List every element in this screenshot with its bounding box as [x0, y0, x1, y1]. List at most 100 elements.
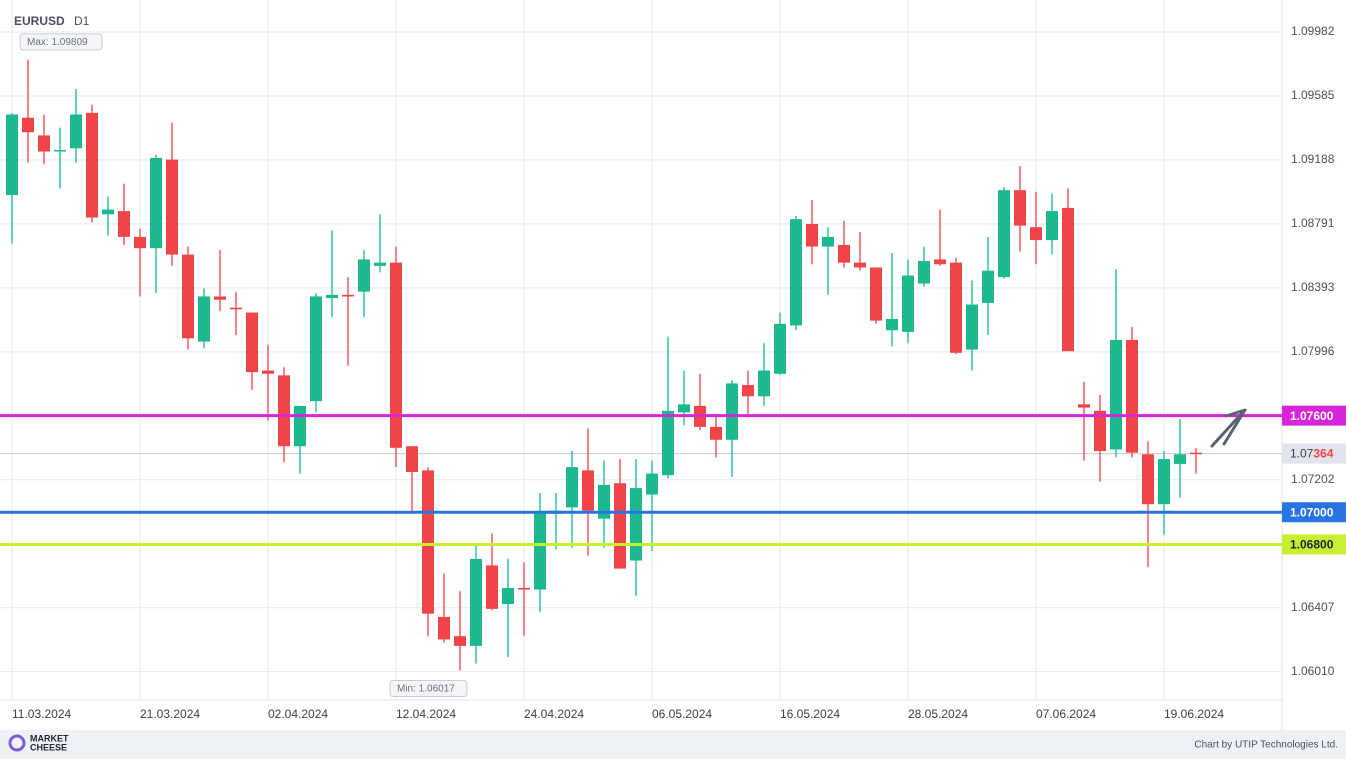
candle-body — [486, 565, 498, 609]
footer-bar — [0, 730, 1346, 759]
candle-body — [454, 636, 466, 646]
x-tick-label: 24.04.2024 — [524, 707, 584, 721]
candle-body — [966, 304, 978, 350]
candle-body — [662, 410, 674, 476]
candle-body — [678, 404, 690, 413]
x-tick-label: 21.03.2024 — [140, 707, 200, 721]
candle-body — [118, 211, 130, 237]
candle-body — [774, 323, 786, 374]
candle-body — [1174, 454, 1186, 464]
x-tick-label: 12.04.2024 — [396, 707, 456, 721]
y-tick-label: 1.09188 — [1291, 152, 1335, 166]
candle-body — [438, 616, 450, 640]
candle-body — [358, 259, 370, 292]
candle-body — [6, 114, 18, 196]
min-label: Min: 1.06017 — [397, 684, 455, 695]
level-label-bg — [1282, 534, 1346, 555]
candle-body — [998, 190, 1010, 278]
last-price-bg — [1282, 443, 1346, 464]
candle-body — [374, 262, 386, 266]
candle-body — [870, 267, 882, 321]
candle-body — [502, 587, 514, 605]
candle-body — [102, 209, 114, 215]
candle-body — [1030, 227, 1042, 241]
candle-body — [1190, 452, 1202, 455]
candle-body — [646, 473, 658, 495]
candle-body — [278, 375, 290, 447]
y-tick-label: 1.06010 — [1291, 664, 1335, 678]
candle-body — [598, 484, 610, 519]
level-label: 1.06800 — [1290, 538, 1334, 552]
candle-body — [214, 296, 226, 300]
candle-body — [246, 312, 258, 373]
candle-body — [38, 135, 50, 152]
candle-body — [1062, 207, 1074, 352]
timeframe: D1 — [74, 14, 90, 28]
candle-body — [710, 426, 722, 440]
candle-body — [534, 512, 546, 590]
candle-body — [566, 467, 578, 508]
x-tick-label: 16.05.2024 — [780, 707, 840, 721]
min-label-bg — [389, 680, 468, 698]
level-label-bg — [1282, 502, 1346, 523]
candle-body — [1094, 410, 1106, 452]
candle-body — [150, 157, 162, 249]
y-tick-label: 1.07996 — [1291, 344, 1335, 358]
candle-body — [918, 261, 930, 284]
candle-body — [134, 236, 146, 249]
x-tick-label: 11.03.2024 — [12, 707, 71, 721]
x-tick-label: 06.05.2024 — [652, 707, 712, 721]
candle-body — [822, 236, 834, 247]
candle-body — [630, 488, 642, 561]
level-label-bg — [1282, 405, 1346, 426]
candle-body — [406, 446, 418, 472]
arrow — [1210, 408, 1247, 448]
candle-body — [742, 385, 754, 397]
x-tick-label: 19.06.2024 — [1164, 707, 1224, 721]
candle-body — [422, 470, 434, 614]
candle-body — [70, 114, 82, 149]
brand-line: MARKET — [30, 733, 69, 743]
candle-body — [758, 370, 770, 397]
candle-body — [166, 159, 178, 255]
candle-body — [886, 319, 898, 331]
level-label: 1.07600 — [1290, 409, 1334, 423]
candle-body — [1046, 211, 1058, 241]
y-tick-label: 1.09585 — [1291, 88, 1335, 102]
candle-body — [854, 262, 866, 268]
x-tick-label: 02.04.2024 — [268, 707, 328, 721]
candle-body — [182, 254, 194, 339]
candle-body — [726, 383, 738, 440]
level-label: 1.07000 — [1290, 505, 1334, 519]
symbol: EURUSD — [14, 14, 65, 28]
candle-body — [806, 223, 818, 247]
y-tick-label: 1.06407 — [1291, 600, 1335, 614]
candle-body — [22, 117, 34, 133]
logo: MARKET CHEESE — [8, 733, 69, 752]
candle-body — [902, 275, 914, 332]
candle-body — [838, 244, 850, 263]
max-label-bg — [19, 33, 103, 51]
candle-body — [326, 294, 338, 299]
candle-body — [390, 262, 402, 448]
candle-body — [198, 296, 210, 342]
candle-body — [1126, 339, 1138, 453]
y-tick-label: 1.08791 — [1291, 216, 1335, 230]
candle-body — [342, 294, 354, 297]
y-tick-label: 1.08393 — [1291, 280, 1335, 294]
candle-body — [470, 558, 482, 646]
candle-body — [1014, 190, 1026, 226]
candle-body — [950, 262, 962, 353]
y-tick-label: 1.09982 — [1291, 24, 1335, 38]
candle-body — [1078, 404, 1090, 408]
max-label: Max: 1.09809 — [27, 37, 88, 48]
candle-body — [518, 587, 530, 590]
x-tick-label: 07.06.2024 — [1036, 707, 1096, 721]
logo-icon — [8, 734, 26, 752]
y-tick-label: 1.07202 — [1291, 472, 1335, 486]
candle-body — [1110, 339, 1122, 450]
candle-body — [230, 307, 242, 310]
candle-body — [982, 270, 994, 303]
candle-body — [86, 112, 98, 218]
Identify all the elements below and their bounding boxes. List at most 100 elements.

---+---

Instructions for the task :: Turn the data above into a numbered list with one line per item, skipping blank lines and leaving out any picture.

Output for this task ::
1. List every element in this screenshot with its bounding box as [x0, y0, x1, y1]. List at most 100 elements.
2. candle-body — [486, 565, 498, 609]
3. footer-bar — [0, 730, 1346, 759]
4. candle-body — [454, 636, 466, 646]
5. x-tick-label: 24.04.2024 — [524, 707, 584, 721]
6. candle-body — [966, 304, 978, 350]
7. candle-body — [662, 410, 674, 476]
8. candle-body — [678, 404, 690, 413]
9. x-tick-label: 21.03.2024 — [140, 707, 200, 721]
10. candle-body — [118, 211, 130, 237]
11. candle-body — [774, 323, 786, 374]
12. candle-body — [1174, 454, 1186, 464]
13. x-tick-label: 12.04.2024 — [396, 707, 456, 721]
14. y-tick-label: 1.09188 — [1291, 152, 1335, 166]
15. candle-body — [438, 616, 450, 640]
16. candle-body — [358, 259, 370, 292]
17. candle-body — [6, 114, 18, 196]
18. min-label: Min: 1.06017 — [397, 684, 455, 695]
19. level-label-bg — [1282, 534, 1346, 555]
20. candle-body — [998, 190, 1010, 278]
21. last-price-bg — [1282, 443, 1346, 464]
22. candle-body — [374, 262, 386, 266]
23. candle-body — [870, 267, 882, 321]
24. candle-body — [502, 587, 514, 605]
25. candle-body — [102, 209, 114, 215]
26. candle-body — [1030, 227, 1042, 241]
27. candle-body — [1190, 452, 1202, 455]
28. candle-body — [646, 473, 658, 495]
29. candle-body — [278, 375, 290, 447]
30. y-tick-label: 1.06010 — [1291, 664, 1335, 678]
31. candle-body — [598, 484, 610, 519]
32. level-label: 1.06800 — [1290, 538, 1334, 552]
33. candle-body — [214, 296, 226, 300]
34. candle-body — [246, 312, 258, 373]
35. candle-body — [38, 135, 50, 152]
36. candle-body — [1062, 207, 1074, 352]
37. timeframe: D1 — [74, 14, 90, 28]
38. candle-body — [710, 426, 722, 440]
39. candle-body — [534, 512, 546, 590]
40. candle-body — [566, 467, 578, 508]
41. x-tick-label: 16.05.2024 — [780, 707, 840, 721]
42. min-label-bg — [389, 680, 468, 698]
43. level-label-bg — [1282, 502, 1346, 523]
44. candle-body — [1094, 410, 1106, 452]
45. candle-body — [150, 157, 162, 249]
46. y-tick-label: 1.07996 — [1291, 344, 1335, 358]
47. candle-body — [918, 261, 930, 284]
48. candle-body — [134, 236, 146, 249]
49. x-tick-label: 11.03.2024 — [12, 707, 71, 721]
50. x-tick-label: 06.05.2024 — [652, 707, 712, 721]
51. candle-body — [822, 236, 834, 247]
52. candle-body — [630, 488, 642, 561]
53. level-label-bg — [1282, 405, 1346, 426]
54. candle-body — [406, 446, 418, 472]
55. arrow — [1210, 408, 1247, 448]
56. candle-body — [742, 385, 754, 397]
57. x-tick-label: 19.06.2024 — [1164, 707, 1224, 721]
58. candle-body — [422, 470, 434, 614]
59. candle-body — [70, 114, 82, 149]
60. brand-line: MARKET — [30, 733, 69, 743]
61. candle-body — [758, 370, 770, 397]
62. candle-body — [166, 159, 178, 255]
63. candle-body — [886, 319, 898, 331]
64. level-label: 1.07600 — [1290, 409, 1334, 423]
65. candle-body — [1046, 211, 1058, 241]
66. y-tick-label: 1.09585 — [1291, 88, 1335, 102]
67. candle-body — [854, 262, 866, 268]
68. x-tick-label: 02.04.2024 — [268, 707, 328, 721]
69. candle-body — [182, 254, 194, 339]
70. candle-body — [726, 383, 738, 440]
71. level-label: 1.07000 — [1290, 505, 1334, 519]
72. symbol: EURUSD — [14, 14, 65, 28]
73. candle-body — [806, 223, 818, 247]
74. y-tick-label: 1.06407 — [1291, 600, 1335, 614]
75. candle-body — [22, 117, 34, 133]
76. logo: MARKET CHEESE — [8, 733, 69, 752]
77. candle-body — [902, 275, 914, 332]
78. candle-body — [838, 244, 850, 263]
79. max-label-bg — [19, 33, 103, 51]
80. candle-body — [326, 294, 338, 299]
81. candle-body — [390, 262, 402, 448]
82. candle-body — [198, 296, 210, 342]
83. candle-body — [1126, 339, 1138, 453]
84. y-tick-label: 1.08791 — [1291, 216, 1335, 230]
85. candle-body — [342, 294, 354, 297]
86. y-tick-label: 1.08393 — [1291, 280, 1335, 294]
87. candle-body — [470, 558, 482, 646]
88. candle-body — [1014, 190, 1026, 226]
89. candle-body — [950, 262, 962, 353]
90. y-tick-label: 1.09982 — [1291, 24, 1335, 38]
91. candle-body — [1078, 404, 1090, 408]
92. max-label: Max: 1.09809 — [27, 37, 88, 48]
93. candle-body — [518, 587, 530, 590]
94. x-tick-label: 07.06.2024 — [1036, 707, 1096, 721]
95. logo-icon — [8, 734, 26, 752]
96. y-tick-label: 1.07202 — [1291, 472, 1335, 486]
97. candle-body — [1110, 339, 1122, 450]
98. candle-body — [230, 307, 242, 310]
99. candle-body — [982, 270, 994, 303]
100. candle-body — [86, 112, 98, 218]
101. Identify all the elements below and their bounding boxes. List at most 100 elements.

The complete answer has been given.